Lift out all lines below that contain "Chatter".
-- start of Dataset --
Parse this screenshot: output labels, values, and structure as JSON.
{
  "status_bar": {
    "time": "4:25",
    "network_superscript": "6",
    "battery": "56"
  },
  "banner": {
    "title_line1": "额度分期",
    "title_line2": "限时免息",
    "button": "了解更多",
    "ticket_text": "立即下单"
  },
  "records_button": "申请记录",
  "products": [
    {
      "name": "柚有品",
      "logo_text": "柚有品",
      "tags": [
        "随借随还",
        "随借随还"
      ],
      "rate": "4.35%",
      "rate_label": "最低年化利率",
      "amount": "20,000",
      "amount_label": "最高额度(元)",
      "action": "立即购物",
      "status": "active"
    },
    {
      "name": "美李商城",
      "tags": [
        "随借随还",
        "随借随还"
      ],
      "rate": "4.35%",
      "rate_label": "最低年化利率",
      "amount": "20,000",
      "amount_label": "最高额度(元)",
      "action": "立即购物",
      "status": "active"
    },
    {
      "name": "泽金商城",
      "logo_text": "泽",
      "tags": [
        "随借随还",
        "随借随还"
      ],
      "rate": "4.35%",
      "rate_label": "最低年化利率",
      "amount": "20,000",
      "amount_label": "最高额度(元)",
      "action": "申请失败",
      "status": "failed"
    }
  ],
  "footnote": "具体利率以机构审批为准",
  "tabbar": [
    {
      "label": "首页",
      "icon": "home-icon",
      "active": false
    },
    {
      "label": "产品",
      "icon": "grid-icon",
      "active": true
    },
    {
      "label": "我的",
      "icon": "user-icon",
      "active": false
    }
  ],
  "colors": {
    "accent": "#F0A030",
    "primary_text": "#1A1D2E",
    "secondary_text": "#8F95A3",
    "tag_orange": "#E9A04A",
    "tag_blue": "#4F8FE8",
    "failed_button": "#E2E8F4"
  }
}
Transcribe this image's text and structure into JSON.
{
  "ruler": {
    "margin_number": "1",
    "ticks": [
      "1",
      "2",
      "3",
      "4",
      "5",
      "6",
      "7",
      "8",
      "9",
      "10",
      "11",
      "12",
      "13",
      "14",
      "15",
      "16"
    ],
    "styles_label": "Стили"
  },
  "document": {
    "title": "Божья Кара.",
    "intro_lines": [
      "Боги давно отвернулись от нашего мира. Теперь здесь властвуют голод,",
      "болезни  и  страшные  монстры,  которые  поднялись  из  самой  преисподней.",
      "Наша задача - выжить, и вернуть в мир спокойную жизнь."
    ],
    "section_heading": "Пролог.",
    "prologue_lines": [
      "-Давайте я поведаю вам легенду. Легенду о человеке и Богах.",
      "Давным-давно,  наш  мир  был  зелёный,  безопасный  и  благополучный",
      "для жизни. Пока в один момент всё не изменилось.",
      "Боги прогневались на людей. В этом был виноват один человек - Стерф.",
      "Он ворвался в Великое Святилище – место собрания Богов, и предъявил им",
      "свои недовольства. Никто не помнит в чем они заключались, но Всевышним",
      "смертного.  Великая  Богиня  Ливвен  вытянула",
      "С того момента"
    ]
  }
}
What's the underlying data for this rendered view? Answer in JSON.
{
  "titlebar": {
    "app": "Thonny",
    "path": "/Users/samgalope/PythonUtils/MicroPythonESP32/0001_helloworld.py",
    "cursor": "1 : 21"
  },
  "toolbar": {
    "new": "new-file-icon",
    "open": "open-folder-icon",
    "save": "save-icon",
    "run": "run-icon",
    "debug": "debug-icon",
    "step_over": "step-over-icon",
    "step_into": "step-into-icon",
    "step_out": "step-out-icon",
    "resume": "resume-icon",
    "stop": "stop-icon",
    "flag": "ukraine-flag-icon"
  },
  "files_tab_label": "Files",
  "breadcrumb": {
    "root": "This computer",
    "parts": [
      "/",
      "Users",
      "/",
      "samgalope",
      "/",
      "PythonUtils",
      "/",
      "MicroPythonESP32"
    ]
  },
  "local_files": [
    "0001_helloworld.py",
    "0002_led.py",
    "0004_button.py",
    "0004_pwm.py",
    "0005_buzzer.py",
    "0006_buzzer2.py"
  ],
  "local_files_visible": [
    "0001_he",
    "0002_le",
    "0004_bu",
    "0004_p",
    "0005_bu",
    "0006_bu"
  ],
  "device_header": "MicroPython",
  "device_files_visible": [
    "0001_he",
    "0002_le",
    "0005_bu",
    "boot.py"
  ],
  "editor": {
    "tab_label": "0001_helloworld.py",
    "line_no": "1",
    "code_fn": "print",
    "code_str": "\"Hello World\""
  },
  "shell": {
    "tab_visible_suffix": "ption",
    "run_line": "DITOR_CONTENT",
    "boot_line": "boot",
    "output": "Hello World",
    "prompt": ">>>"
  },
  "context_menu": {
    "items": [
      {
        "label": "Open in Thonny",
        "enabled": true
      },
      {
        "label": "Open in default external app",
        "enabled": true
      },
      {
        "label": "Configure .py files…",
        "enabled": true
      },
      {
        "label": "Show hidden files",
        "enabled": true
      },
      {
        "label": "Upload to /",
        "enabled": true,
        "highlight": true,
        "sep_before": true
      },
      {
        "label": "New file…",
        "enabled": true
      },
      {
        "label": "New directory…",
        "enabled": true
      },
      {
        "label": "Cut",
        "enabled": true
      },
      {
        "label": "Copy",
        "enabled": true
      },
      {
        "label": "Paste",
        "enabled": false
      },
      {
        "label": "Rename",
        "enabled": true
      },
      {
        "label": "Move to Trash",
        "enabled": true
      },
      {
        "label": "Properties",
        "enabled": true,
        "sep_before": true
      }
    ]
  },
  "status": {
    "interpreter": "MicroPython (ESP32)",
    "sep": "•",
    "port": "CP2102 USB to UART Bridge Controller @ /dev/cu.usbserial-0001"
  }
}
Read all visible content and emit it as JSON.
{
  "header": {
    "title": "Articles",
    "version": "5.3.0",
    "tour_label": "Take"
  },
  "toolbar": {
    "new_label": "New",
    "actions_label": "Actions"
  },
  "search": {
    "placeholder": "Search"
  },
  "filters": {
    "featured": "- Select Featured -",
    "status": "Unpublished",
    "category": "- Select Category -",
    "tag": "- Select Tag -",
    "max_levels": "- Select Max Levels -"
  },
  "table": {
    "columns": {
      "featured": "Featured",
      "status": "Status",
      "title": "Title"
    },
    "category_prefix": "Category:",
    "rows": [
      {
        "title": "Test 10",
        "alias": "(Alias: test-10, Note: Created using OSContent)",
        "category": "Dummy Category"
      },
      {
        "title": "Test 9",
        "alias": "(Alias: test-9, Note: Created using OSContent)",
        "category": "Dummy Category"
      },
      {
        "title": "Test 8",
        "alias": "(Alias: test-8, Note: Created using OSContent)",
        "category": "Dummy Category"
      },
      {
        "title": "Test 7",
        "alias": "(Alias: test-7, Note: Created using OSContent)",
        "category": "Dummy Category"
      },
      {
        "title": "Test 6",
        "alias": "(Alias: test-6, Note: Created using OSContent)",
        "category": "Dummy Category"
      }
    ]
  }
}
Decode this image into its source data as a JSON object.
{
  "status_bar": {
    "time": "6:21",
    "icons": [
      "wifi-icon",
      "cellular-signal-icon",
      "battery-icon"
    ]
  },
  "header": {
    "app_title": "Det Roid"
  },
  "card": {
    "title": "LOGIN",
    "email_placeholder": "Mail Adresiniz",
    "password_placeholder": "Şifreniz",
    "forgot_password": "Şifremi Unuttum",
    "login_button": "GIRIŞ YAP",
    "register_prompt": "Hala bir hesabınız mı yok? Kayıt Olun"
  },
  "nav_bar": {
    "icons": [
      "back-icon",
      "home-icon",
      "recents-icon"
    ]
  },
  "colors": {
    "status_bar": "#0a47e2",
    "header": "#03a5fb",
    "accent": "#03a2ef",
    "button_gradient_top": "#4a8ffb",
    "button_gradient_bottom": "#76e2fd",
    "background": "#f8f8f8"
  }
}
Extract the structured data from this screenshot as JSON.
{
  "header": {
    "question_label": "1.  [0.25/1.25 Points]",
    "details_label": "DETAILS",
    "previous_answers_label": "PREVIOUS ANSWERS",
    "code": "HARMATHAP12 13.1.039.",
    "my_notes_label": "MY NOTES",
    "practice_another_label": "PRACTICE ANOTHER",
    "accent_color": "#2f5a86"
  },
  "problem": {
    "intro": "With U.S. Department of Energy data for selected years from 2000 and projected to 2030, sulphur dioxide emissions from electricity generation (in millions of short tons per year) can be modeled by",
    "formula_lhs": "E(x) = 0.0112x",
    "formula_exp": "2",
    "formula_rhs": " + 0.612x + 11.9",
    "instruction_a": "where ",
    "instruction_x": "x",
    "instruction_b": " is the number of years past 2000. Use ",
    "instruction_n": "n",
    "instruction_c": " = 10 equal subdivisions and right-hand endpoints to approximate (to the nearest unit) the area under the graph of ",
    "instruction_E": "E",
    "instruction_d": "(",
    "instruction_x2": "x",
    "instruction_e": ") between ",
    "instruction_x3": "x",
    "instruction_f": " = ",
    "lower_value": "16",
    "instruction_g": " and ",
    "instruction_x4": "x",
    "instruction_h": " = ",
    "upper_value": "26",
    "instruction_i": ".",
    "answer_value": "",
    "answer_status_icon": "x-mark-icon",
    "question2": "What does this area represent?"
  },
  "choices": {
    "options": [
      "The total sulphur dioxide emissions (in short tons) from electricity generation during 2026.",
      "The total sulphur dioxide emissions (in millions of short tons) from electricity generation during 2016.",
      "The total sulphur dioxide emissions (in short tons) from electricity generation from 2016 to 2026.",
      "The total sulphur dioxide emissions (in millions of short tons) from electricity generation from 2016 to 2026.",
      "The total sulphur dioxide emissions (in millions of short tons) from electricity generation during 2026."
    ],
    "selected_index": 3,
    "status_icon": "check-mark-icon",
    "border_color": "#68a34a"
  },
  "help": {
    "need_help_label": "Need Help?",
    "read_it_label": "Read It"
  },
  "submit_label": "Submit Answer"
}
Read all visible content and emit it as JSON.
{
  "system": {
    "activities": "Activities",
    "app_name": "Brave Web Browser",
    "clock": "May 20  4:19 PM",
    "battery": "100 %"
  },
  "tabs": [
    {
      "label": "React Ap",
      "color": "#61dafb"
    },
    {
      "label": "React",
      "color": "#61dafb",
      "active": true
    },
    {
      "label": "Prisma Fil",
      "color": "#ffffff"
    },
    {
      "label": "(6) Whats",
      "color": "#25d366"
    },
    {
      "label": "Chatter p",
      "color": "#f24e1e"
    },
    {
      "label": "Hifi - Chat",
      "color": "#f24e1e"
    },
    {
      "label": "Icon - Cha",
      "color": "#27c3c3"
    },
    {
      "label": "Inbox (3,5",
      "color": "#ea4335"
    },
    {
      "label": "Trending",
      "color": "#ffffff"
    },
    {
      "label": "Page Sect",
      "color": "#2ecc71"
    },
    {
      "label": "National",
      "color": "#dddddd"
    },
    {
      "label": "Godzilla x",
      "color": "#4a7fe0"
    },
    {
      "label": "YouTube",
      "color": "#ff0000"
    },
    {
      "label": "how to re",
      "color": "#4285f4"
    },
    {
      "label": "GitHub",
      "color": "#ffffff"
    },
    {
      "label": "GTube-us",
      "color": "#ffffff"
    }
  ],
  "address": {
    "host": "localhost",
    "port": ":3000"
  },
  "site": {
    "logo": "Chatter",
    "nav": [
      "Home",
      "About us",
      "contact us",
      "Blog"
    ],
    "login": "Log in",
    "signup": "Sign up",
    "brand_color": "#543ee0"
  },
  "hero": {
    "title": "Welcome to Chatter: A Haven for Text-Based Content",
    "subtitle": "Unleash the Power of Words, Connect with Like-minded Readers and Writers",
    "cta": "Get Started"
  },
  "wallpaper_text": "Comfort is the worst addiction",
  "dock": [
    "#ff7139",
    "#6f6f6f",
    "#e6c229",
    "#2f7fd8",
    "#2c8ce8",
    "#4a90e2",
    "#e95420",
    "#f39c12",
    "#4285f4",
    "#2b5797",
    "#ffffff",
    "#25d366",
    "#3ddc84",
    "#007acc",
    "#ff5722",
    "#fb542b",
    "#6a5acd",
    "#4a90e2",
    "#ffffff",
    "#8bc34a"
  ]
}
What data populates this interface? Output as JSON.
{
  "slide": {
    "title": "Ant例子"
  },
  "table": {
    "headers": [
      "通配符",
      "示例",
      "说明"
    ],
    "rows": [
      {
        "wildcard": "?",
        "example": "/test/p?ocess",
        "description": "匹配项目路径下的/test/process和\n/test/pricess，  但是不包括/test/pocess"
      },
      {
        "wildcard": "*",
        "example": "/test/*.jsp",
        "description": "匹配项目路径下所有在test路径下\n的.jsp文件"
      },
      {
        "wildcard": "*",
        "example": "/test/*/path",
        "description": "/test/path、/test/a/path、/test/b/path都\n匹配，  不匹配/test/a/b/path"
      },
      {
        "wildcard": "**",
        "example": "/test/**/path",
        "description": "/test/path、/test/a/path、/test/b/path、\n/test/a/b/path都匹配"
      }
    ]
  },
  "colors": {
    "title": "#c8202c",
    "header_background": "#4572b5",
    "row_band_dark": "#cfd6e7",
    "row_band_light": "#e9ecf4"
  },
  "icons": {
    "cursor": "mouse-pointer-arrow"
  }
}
-- end of Dataset --
Result of this exercise:
      "label": "Chatter p",
    "logo": "Chatter",
    "title": "Welcome to Chatter: A Haven for Text-Based Content",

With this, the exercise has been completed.